Problem requirements: In the records below, count every line containing "system". Reply with the number only.

── Given entries

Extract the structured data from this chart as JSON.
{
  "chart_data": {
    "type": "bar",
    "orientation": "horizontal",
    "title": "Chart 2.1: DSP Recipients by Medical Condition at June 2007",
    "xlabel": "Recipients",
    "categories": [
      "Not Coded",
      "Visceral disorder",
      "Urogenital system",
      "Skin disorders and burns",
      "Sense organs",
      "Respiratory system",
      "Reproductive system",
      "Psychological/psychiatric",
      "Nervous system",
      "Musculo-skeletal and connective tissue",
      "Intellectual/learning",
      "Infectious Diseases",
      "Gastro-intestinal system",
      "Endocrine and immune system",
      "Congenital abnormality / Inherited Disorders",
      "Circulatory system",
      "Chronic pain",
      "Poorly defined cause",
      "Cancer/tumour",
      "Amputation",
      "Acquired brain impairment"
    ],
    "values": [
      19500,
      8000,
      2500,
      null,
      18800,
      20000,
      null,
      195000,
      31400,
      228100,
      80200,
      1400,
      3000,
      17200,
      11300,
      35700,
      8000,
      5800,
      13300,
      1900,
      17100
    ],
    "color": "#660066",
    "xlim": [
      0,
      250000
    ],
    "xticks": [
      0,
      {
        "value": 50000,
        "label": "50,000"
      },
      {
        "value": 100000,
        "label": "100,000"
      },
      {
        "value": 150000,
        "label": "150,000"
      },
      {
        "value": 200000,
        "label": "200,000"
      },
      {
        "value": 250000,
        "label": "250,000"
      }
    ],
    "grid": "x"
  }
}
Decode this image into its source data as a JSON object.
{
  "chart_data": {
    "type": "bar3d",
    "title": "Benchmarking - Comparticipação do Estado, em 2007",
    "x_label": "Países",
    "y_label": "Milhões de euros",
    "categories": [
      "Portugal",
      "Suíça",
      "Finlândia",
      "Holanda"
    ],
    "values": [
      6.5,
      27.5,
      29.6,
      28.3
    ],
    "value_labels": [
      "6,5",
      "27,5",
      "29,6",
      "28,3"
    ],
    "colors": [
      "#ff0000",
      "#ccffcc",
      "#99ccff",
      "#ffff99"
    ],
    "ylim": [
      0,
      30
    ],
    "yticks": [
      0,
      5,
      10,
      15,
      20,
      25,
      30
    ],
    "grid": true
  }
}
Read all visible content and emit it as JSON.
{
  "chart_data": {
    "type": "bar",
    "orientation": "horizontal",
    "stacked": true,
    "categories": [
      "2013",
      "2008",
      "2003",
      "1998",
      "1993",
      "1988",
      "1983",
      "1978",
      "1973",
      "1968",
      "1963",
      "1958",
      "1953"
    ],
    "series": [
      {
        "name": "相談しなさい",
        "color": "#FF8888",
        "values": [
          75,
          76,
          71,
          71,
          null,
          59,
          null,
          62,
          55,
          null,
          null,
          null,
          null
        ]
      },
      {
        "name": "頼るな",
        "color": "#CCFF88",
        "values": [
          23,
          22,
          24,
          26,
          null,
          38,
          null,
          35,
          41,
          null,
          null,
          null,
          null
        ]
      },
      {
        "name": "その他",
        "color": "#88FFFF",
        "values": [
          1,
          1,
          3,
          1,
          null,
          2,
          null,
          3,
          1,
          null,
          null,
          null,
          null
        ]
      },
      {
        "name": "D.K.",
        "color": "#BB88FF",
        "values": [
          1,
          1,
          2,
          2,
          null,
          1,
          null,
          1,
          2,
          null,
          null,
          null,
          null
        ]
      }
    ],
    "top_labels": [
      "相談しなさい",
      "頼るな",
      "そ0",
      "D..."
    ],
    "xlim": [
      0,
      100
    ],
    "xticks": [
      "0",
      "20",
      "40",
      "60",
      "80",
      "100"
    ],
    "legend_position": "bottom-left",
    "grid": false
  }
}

────

Exercise output: 7